◆ Task statement: Can you transcribe every entry word for word, skipping the images?

>> begin

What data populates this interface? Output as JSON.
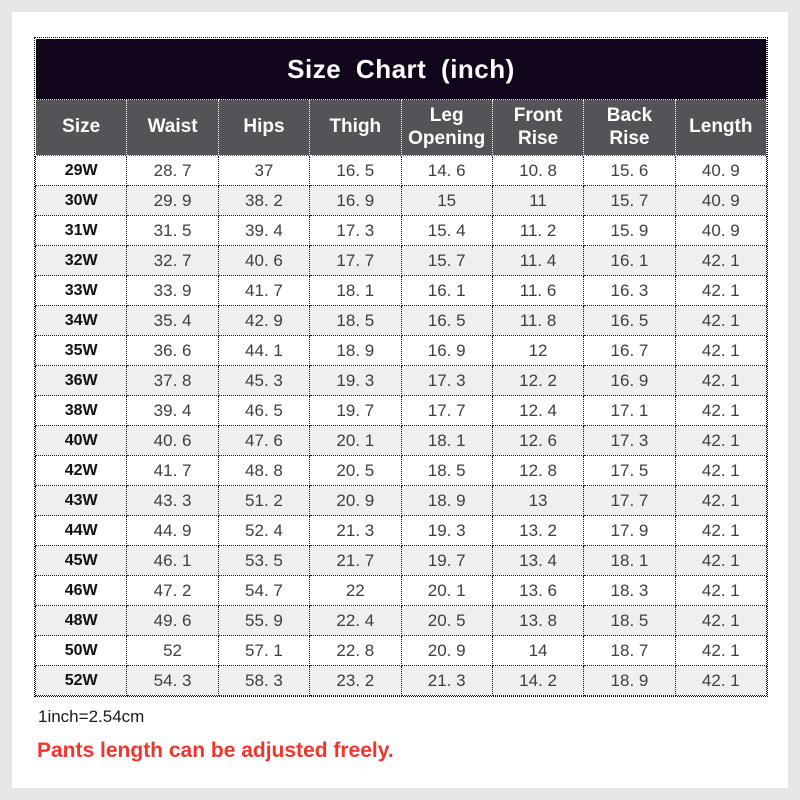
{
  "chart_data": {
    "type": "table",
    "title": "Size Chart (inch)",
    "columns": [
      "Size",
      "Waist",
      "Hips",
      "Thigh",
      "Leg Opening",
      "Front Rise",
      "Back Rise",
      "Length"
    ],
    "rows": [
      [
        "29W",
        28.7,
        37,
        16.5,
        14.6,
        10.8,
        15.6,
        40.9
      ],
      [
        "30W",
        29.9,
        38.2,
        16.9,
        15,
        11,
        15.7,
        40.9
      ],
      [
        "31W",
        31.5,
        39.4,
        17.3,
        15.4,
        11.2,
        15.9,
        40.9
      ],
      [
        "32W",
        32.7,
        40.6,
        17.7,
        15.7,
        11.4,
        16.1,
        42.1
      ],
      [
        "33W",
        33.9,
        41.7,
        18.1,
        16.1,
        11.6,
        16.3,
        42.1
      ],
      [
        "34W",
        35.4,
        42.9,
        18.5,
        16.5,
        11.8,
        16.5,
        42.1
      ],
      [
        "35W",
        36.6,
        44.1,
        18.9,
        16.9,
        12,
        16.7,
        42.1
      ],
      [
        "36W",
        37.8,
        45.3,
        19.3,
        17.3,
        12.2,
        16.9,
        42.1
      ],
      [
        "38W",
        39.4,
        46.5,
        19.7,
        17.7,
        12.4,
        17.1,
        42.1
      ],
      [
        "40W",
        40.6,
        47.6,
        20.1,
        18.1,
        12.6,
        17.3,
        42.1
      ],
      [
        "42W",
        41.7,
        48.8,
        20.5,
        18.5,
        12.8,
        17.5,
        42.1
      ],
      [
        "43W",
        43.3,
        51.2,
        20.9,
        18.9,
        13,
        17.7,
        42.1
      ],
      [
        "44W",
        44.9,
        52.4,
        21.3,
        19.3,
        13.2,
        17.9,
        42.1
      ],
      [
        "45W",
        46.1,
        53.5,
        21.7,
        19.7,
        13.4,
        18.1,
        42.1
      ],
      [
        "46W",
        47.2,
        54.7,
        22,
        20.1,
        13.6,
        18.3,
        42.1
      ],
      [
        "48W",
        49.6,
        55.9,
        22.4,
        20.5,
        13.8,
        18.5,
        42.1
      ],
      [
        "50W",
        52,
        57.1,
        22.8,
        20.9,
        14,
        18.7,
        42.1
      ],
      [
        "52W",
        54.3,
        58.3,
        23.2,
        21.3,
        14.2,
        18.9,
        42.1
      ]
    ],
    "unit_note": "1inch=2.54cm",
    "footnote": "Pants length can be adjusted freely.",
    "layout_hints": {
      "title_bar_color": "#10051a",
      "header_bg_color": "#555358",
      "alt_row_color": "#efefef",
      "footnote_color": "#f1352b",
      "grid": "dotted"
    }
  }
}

>> end

◆ Result below:
What data populates this interface? Output as JSON.
{
  "chart_data": {
    "type": "table",
    "title": "Size Chart (inch)",
    "columns": [
      "Size",
      "Waist",
      "Hips",
      "Thigh",
      "Leg Opening",
      "Front Rise",
      "Back Rise",
      "Length"
    ],
    "rows": [
      [
        "29W",
        28.7,
        37,
        16.5,
        14.6,
        10.8,
        15.6,
        40.9
      ],
      [
        "30W",
        29.9,
        38.2,
        16.9,
        15,
        11,
        15.7,
        40.9
      ],
      [
        "31W",
        31.5,
        39.4,
        17.3,
        15.4,
        11.2,
        15.9,
        40.9
      ],
      [
        "32W",
        32.7,
        40.6,
        17.7,
        15.7,
        11.4,
        16.1,
        42.1
      ],
      [
        "33W",
        33.9,
        41.7,
        18.1,
        16.1,
        11.6,
        16.3,
        42.1
      ],
      [
        "34W",
        35.4,
        42.9,
        18.5,
        16.5,
        11.8,
        16.5,
        42.1
      ],
      [
        "35W",
        36.6,
        44.1,
        18.9,
        16.9,
        12,
        16.7,
        42.1
      ],
      [
        "36W",
        37.8,
        45.3,
        19.3,
        17.3,
        12.2,
        16.9,
        42.1
      ],
      [
        "38W",
        39.4,
        46.5,
        19.7,
        17.7,
        12.4,
        17.1,
        42.1
      ],
      [
        "40W",
        40.6,
        47.6,
        20.1,
        18.1,
        12.6,
        17.3,
        42.1
      ],
      [
        "42W",
        41.7,
        48.8,
        20.5,
        18.5,
        12.8,
        17.5,
        42.1
      ],
      [
        "43W",
        43.3,
        51.2,
        20.9,
        18.9,
        13,
        17.7,
        42.1
      ],
      [
        "44W",
        44.9,
        52.4,
        21.3,
        19.3,
        13.2,
        17.9,
        42.1
      ],
      [
        "45W",
        46.1,
        53.5,
        21.7,
        19.7,
        13.4,
        18.1,
        42.1
      ],
      [
        "46W",
        47.2,
        54.7,
        22,
        20.1,
        13.6,
        18.3,
        42.1
      ],
      [
        "48W",
        49.6,
        55.9,
        22.4,
        20.5,
        13.8,
        18.5,
        42.1
      ],
      [
        "50W",
        52,
        57.1,
        22.8,
        20.9,
        14,
        18.7,
        42.1
      ],
      [
        "52W",
        54.3,
        58.3,
        23.2,
        21.3,
        14.2,
        18.9,
        42.1
      ]
    ],
    "unit_note": "1inch=2.54cm",
    "footnote": "Pants length can be adjusted freely.",
    "layout_hints": {
      "title_bar_color": "#10051a",
      "header_bg_color": "#555358",
      "alt_row_color": "#efefef",
      "footnote_color": "#f1352b",
      "grid": "dotted"
    }
  }
}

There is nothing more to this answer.